■ **Exercise objective**
Output the material beneath exactly, leaving nothing out.

Entries from a dataset:
*-*-*

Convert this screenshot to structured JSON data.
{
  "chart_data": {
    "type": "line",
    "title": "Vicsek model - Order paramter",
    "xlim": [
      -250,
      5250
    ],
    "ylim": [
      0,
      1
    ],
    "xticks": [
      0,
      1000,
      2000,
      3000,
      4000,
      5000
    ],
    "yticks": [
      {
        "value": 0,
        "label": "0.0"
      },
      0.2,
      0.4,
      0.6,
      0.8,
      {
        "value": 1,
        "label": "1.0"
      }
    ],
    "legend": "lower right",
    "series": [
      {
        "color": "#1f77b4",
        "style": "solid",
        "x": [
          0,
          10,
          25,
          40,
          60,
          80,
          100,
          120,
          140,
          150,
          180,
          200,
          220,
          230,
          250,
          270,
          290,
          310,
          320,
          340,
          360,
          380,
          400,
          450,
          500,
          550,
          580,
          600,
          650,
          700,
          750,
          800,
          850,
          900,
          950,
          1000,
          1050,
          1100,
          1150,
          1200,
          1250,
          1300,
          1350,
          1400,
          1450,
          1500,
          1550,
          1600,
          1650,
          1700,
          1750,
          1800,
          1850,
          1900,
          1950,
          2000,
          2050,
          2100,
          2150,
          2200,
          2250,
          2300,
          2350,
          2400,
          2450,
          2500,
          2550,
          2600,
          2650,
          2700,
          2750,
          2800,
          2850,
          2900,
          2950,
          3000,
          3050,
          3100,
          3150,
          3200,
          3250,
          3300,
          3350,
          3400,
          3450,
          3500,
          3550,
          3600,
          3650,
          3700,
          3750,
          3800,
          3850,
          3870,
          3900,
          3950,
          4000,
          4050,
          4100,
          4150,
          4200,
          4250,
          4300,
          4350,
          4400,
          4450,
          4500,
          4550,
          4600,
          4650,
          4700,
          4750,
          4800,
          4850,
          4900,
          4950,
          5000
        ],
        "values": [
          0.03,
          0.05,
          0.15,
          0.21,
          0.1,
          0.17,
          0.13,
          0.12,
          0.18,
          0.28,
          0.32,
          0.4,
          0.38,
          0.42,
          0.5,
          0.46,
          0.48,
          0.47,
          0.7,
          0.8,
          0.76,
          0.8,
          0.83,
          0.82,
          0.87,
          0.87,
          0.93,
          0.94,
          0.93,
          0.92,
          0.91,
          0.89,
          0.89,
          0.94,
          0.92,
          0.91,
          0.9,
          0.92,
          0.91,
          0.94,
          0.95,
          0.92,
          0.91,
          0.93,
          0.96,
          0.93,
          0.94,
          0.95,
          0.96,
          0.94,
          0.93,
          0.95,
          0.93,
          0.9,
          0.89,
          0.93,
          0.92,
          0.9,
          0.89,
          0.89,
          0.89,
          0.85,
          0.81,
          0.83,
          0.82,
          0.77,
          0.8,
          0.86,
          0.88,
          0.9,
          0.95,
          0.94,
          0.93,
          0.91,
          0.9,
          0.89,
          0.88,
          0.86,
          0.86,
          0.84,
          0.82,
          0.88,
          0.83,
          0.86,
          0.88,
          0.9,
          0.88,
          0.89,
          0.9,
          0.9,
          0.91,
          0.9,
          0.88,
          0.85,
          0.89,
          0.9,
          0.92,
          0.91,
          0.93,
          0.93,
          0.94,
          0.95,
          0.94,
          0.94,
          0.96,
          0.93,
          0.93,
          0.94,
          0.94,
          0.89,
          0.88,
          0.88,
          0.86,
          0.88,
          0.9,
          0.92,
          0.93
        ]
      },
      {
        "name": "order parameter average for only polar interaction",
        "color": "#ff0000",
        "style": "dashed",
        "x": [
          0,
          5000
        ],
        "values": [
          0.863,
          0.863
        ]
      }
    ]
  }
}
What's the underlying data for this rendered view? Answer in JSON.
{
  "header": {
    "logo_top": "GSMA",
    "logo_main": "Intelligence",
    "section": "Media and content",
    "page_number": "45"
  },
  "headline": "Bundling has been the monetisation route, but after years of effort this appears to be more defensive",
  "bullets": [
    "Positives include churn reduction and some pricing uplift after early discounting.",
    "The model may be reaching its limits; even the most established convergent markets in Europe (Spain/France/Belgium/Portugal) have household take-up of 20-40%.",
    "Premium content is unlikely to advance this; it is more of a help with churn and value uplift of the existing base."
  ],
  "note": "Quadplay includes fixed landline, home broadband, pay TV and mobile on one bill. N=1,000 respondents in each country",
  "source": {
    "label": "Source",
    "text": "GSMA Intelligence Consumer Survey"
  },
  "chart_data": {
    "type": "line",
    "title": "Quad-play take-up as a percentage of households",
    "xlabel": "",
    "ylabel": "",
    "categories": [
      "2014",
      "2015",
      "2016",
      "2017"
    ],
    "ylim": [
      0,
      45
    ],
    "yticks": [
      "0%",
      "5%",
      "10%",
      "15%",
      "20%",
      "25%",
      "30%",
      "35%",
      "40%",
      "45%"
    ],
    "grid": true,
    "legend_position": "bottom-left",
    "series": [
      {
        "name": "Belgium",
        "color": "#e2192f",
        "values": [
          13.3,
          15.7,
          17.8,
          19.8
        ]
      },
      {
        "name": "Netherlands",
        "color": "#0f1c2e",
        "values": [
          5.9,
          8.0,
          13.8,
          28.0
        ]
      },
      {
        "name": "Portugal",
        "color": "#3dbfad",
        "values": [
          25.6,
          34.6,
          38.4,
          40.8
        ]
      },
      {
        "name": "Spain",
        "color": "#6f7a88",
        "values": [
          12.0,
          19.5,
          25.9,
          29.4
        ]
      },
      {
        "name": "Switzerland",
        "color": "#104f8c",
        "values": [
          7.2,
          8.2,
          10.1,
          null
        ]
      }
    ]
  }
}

*-*-*

■ **Exercise response**
Convert this screenshot to structured JSON data.
{
  "chart_data": {
    "type": "line",
    "title": "Vicsek model - Order paramter",
    "xlim": [
      -250,
      5250
    ],
    "ylim": [
      0,
      1
    ],
    "xticks": [
      0,
      1000,
      2000,
      3000,
      4000,
      5000
    ],
    "yticks": [
      {
        "value": 0,
        "label": "0.0"
      },
      0.2,
      0.4,
      0.6,
      0.8,
      {
        "value": 1,
        "label": "1.0"
      }
    ],
    "legend": "lower right",
    "series": [
      {
        "color": "#1f77b4",
        "style": "solid",
        "x": [
          0,
          10,
          25,
          40,
          60,
          80,
          100,
          120,
          140,
          150,
          180,
          200,
          220,
          230,
          250,
          270,
          290,
          310,
          320,
          340,
          360,
          380,
          400,
          450,
          500,
          550,
          580,
          600,
          650,
          700,
          750,
          800,
          850,
          900,
          950,
          1000,
          1050,
          1100,
          1150,
          1200,
          1250,
          1300,
          1350,
          1400,
          1450,
          1500,
          1550,
          1600,
          1650,
          1700,
          1750,
          1800,
          1850,
          1900,
          1950,
          2000,
          2050,
          2100,
          2150,
          2200,
          2250,
          2300,
          2350,
          2400,
          2450,
          2500,
          2550,
          2600,
          2650,
          2700,
          2750,
          2800,
          2850,
          2900,
          2950,
          3000,
          3050,
          3100,
          3150,
          3200,
          3250,
          3300,
          3350,
          3400,
          3450,
          3500,
          3550,
          3600,
          3650,
          3700,
          3750,
          3800,
          3850,
          3870,
          3900,
          3950,
          4000,
          4050,
          4100,
          4150,
          4200,
          4250,
          4300,
          4350,
          4400,
          4450,
          4500,
          4550,
          4600,
          4650,
          4700,
          4750,
          4800,
          4850,
          4900,
          4950,
          5000
        ],
        "values": [
          0.03,
          0.05,
          0.15,
          0.21,
          0.1,
          0.17,
          0.13,
          0.12,
          0.18,
          0.28,
          0.32,
          0.4,
          0.38,
          0.42,
          0.5,
          0.46,
          0.48,
          0.47,
          0.7,
          0.8,
          0.76,
          0.8,
          0.83,
          0.82,
          0.87,
          0.87,
          0.93,
          0.94,
          0.93,
          0.92,
          0.91,
          0.89,
          0.89,
          0.94,
          0.92,
          0.91,
          0.9,
          0.92,
          0.91,
          0.94,
          0.95,
          0.92,
          0.91,
          0.93,
          0.96,
          0.93,
          0.94,
          0.95,
          0.96,
          0.94,
          0.93,
          0.95,
          0.93,
          0.9,
          0.89,
          0.93,
          0.92,
          0.9,
          0.89,
          0.89,
          0.89,
          0.85,
          0.81,
          0.83,
          0.82,
          0.77,
          0.8,
          0.86,
          0.88,
          0.9,
          0.95,
          0.94,
          0.93,
          0.91,
          0.9,
          0.89,
          0.88,
          0.86,
          0.86,
          0.84,
          0.82,
          0.88,
          0.83,
          0.86,
          0.88,
          0.9,
          0.88,
          0.89,
          0.9,
          0.9,
          0.91,
          0.9,
          0.88,
          0.85,
          0.89,
          0.9,
          0.92,
          0.91,
          0.93,
          0.93,
          0.94,
          0.95,
          0.94,
          0.94,
          0.96,
          0.93,
          0.93,
          0.94,
          0.94,
          0.89,
          0.88,
          0.88,
          0.86,
          0.88,
          0.9,
          0.92,
          0.93
        ]
      },
      {
        "name": "order parameter average for only polar interaction",
        "color": "#ff0000",
        "style": "dashed",
        "x": [
          0,
          5000
        ],
        "values": [
          0.863,
          0.863
        ]
      }
    ]
  }
}
What's the underlying data for this rendered view? Answer in JSON.
{
  "header": {
    "logo_top": "GSMA",
    "logo_main": "Intelligence",
    "section": "Media and content",
    "page_number": "45"
  },
  "headline": "Bundling has been the monetisation route, but after years of effort this appears to be more defensive",
  "bullets": [
    "Positives include churn reduction and some pricing uplift after early discounting.",
    "The model may be reaching its limits; even the most established convergent markets in Europe (Spain/France/Belgium/Portugal) have household take-up of 20-40%.",
    "Premium content is unlikely to advance this; it is more of a help with churn and value uplift of the existing base."
  ],
  "note": "Quadplay includes fixed landline, home broadband, pay TV and mobile on one bill. N=1,000 respondents in each country",
  "source": {
    "label": "Source",
    "text": "GSMA Intelligence Consumer Survey"
  },
  "chart_data": {
    "type": "line",
    "title": "Quad-play take-up as a percentage of households",
    "xlabel": "",
    "ylabel": "",
    "categories": [
      "2014",
      "2015",
      "2016",
      "2017"
    ],
    "ylim": [
      0,
      45
    ],
    "yticks": [
      "0%",
      "5%",
      "10%",
      "15%",
      "20%",
      "25%",
      "30%",
      "35%",
      "40%",
      "45%"
    ],
    "grid": true,
    "legend_position": "bottom-left",
    "series": [
      {
        "name": "Belgium",
        "color": "#e2192f",
        "values": [
          13.3,
          15.7,
          17.8,
          19.8
        ]
      },
      {
        "name": "Netherlands",
        "color": "#0f1c2e",
        "values": [
          5.9,
          8.0,
          13.8,
          28.0
        ]
      },
      {
        "name": "Portugal",
        "color": "#3dbfad",
        "values": [
          25.6,
          34.6,
          38.4,
          40.8
        ]
      },
      {
        "name": "Spain",
        "color": "#6f7a88",
        "values": [
          12.0,
          19.5,
          25.9,
          29.4
        ]
      },
      {
        "name": "Switzerland",
        "color": "#104f8c",
        "values": [
          7.2,
          8.2,
          10.1,
          null
        ]
      }
    ]
  }
}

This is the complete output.